*To do*
For every line in the records that has the word "promotionnels", make a copy.
==== Listing ====
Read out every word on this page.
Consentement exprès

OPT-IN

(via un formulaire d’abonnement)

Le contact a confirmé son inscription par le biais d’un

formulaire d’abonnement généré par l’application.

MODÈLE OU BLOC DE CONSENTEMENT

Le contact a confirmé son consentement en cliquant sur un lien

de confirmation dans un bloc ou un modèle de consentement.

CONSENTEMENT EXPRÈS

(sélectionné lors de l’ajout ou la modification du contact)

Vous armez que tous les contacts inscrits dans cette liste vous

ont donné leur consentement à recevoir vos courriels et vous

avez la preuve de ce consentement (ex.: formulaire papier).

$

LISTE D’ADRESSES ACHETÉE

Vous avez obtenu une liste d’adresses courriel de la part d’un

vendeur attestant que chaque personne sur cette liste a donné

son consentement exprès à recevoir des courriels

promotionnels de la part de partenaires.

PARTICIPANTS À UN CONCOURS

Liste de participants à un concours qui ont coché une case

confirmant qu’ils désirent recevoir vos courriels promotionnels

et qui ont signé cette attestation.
====
==== Listing ====
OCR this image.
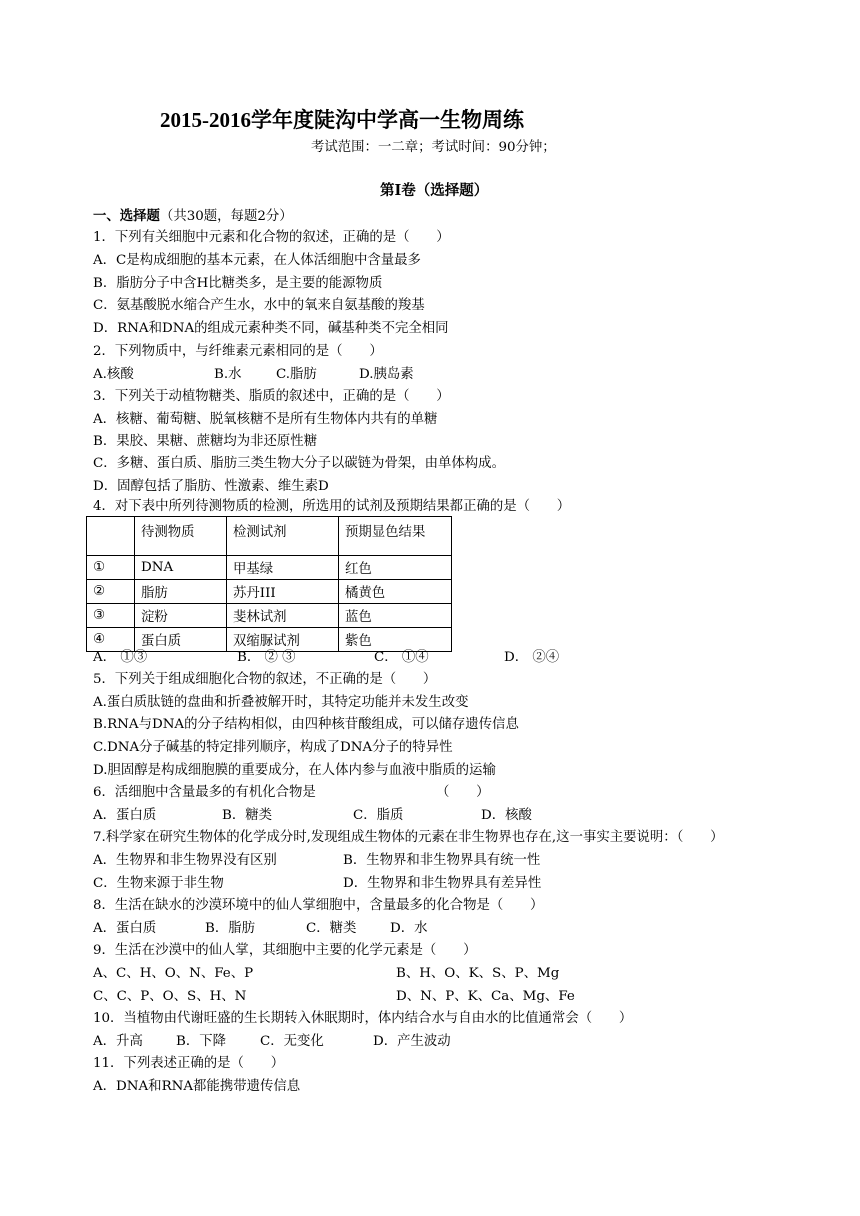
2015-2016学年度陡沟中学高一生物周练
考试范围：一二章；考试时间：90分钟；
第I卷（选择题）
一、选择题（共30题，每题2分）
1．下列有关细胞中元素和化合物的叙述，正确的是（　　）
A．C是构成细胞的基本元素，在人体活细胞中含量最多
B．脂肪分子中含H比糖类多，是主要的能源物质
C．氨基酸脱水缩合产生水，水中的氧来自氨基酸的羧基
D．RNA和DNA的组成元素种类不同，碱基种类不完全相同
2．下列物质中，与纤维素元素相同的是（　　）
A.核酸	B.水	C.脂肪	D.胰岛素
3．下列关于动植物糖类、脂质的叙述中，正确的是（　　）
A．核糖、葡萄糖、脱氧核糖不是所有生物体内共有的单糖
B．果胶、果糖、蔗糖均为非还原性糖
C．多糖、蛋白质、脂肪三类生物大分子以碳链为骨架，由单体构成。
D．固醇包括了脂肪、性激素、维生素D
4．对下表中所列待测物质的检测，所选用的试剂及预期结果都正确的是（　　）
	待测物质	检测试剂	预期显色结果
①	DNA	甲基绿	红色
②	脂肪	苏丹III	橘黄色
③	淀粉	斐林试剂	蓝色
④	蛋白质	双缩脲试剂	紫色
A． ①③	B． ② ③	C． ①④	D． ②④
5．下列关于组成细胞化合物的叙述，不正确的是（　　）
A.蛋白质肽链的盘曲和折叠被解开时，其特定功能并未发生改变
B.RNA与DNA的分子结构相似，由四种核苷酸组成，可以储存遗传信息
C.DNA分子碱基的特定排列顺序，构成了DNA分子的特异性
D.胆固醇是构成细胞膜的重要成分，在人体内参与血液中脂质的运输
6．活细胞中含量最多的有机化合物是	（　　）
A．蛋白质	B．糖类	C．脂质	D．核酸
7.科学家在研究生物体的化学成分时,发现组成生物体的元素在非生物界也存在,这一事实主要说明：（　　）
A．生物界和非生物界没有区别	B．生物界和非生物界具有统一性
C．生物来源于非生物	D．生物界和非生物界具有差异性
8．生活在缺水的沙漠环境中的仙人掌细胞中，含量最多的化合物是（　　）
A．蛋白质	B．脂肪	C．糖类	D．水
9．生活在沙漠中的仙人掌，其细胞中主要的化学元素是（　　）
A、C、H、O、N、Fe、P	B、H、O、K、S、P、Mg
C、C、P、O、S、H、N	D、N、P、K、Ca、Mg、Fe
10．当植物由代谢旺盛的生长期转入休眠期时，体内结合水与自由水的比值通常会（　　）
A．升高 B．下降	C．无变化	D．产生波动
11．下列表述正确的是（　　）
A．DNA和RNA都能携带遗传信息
====
*Solution to the problem*
promotionnels de la part de partenaires.
confirmant qu’ils désirent recevoir vos courriels promotionnels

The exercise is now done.